> **What the exercise asks**: Write out each line beneath this one exactly as it reads.

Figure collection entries
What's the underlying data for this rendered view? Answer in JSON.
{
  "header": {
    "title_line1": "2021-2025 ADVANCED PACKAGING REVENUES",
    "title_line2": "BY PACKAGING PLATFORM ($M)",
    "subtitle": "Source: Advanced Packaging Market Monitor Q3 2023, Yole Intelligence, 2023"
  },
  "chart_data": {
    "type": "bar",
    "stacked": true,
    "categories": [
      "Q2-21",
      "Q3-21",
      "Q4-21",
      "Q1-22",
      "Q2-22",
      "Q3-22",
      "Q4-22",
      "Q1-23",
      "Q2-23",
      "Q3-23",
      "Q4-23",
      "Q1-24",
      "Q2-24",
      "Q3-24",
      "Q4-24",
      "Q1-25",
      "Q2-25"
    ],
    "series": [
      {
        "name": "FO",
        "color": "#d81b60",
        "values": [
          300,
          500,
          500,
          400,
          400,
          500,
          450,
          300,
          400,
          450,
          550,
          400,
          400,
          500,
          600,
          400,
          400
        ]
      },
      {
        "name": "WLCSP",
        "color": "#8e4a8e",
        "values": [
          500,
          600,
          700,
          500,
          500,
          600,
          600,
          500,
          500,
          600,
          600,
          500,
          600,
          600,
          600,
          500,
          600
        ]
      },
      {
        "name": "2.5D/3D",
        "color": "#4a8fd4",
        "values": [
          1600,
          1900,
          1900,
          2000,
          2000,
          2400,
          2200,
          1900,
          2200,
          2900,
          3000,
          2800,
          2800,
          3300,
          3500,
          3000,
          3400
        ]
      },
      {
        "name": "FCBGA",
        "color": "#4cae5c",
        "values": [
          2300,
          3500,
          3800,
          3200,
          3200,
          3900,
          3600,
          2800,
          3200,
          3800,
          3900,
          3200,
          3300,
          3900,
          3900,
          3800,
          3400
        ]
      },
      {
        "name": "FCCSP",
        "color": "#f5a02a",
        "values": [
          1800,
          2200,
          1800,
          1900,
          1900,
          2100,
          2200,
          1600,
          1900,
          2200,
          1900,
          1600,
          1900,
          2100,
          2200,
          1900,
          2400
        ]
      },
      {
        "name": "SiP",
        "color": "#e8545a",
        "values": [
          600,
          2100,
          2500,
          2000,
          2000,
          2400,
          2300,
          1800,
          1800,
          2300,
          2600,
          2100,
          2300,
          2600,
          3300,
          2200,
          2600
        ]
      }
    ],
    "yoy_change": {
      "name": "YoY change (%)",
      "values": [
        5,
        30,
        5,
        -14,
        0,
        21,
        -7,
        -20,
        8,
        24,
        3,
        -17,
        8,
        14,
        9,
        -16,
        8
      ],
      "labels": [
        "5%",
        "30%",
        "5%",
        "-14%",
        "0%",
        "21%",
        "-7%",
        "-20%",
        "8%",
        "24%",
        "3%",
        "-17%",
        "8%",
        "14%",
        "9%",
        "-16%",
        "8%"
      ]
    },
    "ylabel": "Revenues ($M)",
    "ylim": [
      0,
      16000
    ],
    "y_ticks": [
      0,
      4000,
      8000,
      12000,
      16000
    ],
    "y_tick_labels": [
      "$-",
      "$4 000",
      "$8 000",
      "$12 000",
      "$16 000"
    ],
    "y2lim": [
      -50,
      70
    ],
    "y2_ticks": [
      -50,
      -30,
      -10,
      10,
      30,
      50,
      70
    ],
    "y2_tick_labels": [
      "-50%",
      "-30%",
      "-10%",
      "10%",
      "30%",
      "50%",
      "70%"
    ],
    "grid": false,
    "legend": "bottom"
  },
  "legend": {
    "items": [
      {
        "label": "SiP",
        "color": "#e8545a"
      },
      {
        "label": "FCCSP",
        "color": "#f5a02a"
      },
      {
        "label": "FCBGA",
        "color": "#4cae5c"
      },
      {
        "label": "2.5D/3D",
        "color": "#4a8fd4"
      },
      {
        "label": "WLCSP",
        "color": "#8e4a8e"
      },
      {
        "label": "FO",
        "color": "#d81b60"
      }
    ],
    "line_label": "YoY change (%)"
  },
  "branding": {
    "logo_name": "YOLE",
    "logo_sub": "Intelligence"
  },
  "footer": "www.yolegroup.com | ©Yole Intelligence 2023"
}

> **Output below**:
What's the underlying data for this rendered view? Answer in JSON.
{
  "header": {
    "title_line1": "2021-2025 ADVANCED PACKAGING REVENUES",
    "title_line2": "BY PACKAGING PLATFORM ($M)",
    "subtitle": "Source: Advanced Packaging Market Monitor Q3 2023, Yole Intelligence, 2023"
  },
  "chart_data": {
    "type": "bar",
    "stacked": true,
    "categories": [
      "Q2-21",
      "Q3-21",
      "Q4-21",
      "Q1-22",
      "Q2-22",
      "Q3-22",
      "Q4-22",
      "Q1-23",
      "Q2-23",
      "Q3-23",
      "Q4-23",
      "Q1-24",
      "Q2-24",
      "Q3-24",
      "Q4-24",
      "Q1-25",
      "Q2-25"
    ],
    "series": [
      {
        "name": "FO",
        "color": "#d81b60",
        "values": [
          300,
          500,
          500,
          400,
          400,
          500,
          450,
          300,
          400,
          450,
          550,
          400,
          400,
          500,
          600,
          400,
          400
        ]
      },
      {
        "name": "WLCSP",
        "color": "#8e4a8e",
        "values": [
          500,
          600,
          700,
          500,
          500,
          600,
          600,
          500,
          500,
          600,
          600,
          500,
          600,
          600,
          600,
          500,
          600
        ]
      },
      {
        "name": "2.5D/3D",
        "color": "#4a8fd4",
        "values": [
          1600,
          1900,
          1900,
          2000,
          2000,
          2400,
          2200,
          1900,
          2200,
          2900,
          3000,
          2800,
          2800,
          3300,
          3500,
          3000,
          3400
        ]
      },
      {
        "name": "FCBGA",
        "color": "#4cae5c",
        "values": [
          2300,
          3500,
          3800,
          3200,
          3200,
          3900,
          3600,
          2800,
          3200,
          3800,
          3900,
          3200,
          3300,
          3900,
          3900,
          3800,
          3400
        ]
      },
      {
        "name": "FCCSP",
        "color": "#f5a02a",
        "values": [
          1800,
          2200,
          1800,
          1900,
          1900,
          2100,
          2200,
          1600,
          1900,
          2200,
          1900,
          1600,
          1900,
          2100,
          2200,
          1900,
          2400
        ]
      },
      {
        "name": "SiP",
        "color": "#e8545a",
        "values": [
          600,
          2100,
          2500,
          2000,
          2000,
          2400,
          2300,
          1800,
          1800,
          2300,
          2600,
          2100,
          2300,
          2600,
          3300,
          2200,
          2600
        ]
      }
    ],
    "yoy_change": {
      "name": "YoY change (%)",
      "values": [
        5,
        30,
        5,
        -14,
        0,
        21,
        -7,
        -20,
        8,
        24,
        3,
        -17,
        8,
        14,
        9,
        -16,
        8
      ],
      "labels": [
        "5%",
        "30%",
        "5%",
        "-14%",
        "0%",
        "21%",
        "-7%",
        "-20%",
        "8%",
        "24%",
        "3%",
        "-17%",
        "8%",
        "14%",
        "9%",
        "-16%",
        "8%"
      ]
    },
    "ylabel": "Revenues ($M)",
    "ylim": [
      0,
      16000
    ],
    "y_ticks": [
      0,
      4000,
      8000,
      12000,
      16000
    ],
    "y_tick_labels": [
      "$-",
      "$4 000",
      "$8 000",
      "$12 000",
      "$16 000"
    ],
    "y2lim": [
      -50,
      70
    ],
    "y2_ticks": [
      -50,
      -30,
      -10,
      10,
      30,
      50,
      70
    ],
    "y2_tick_labels": [
      "-50%",
      "-30%",
      "-10%",
      "10%",
      "30%",
      "50%",
      "70%"
    ],
    "grid": false,
    "legend": "bottom"
  },
  "legend": {
    "items": [
      {
        "label": "SiP",
        "color": "#e8545a"
      },
      {
        "label": "FCCSP",
        "color": "#f5a02a"
      },
      {
        "label": "FCBGA",
        "color": "#4cae5c"
      },
      {
        "label": "2.5D/3D",
        "color": "#4a8fd4"
      },
      {
        "label": "WLCSP",
        "color": "#8e4a8e"
      },
      {
        "label": "FO",
        "color": "#d81b60"
      }
    ],
    "line_label": "YoY change (%)"
  },
  "branding": {
    "logo_name": "YOLE",
    "logo_sub": "Intelligence"
  },
  "footer": "www.yolegroup.com | ©Yole Intelligence 2023"
}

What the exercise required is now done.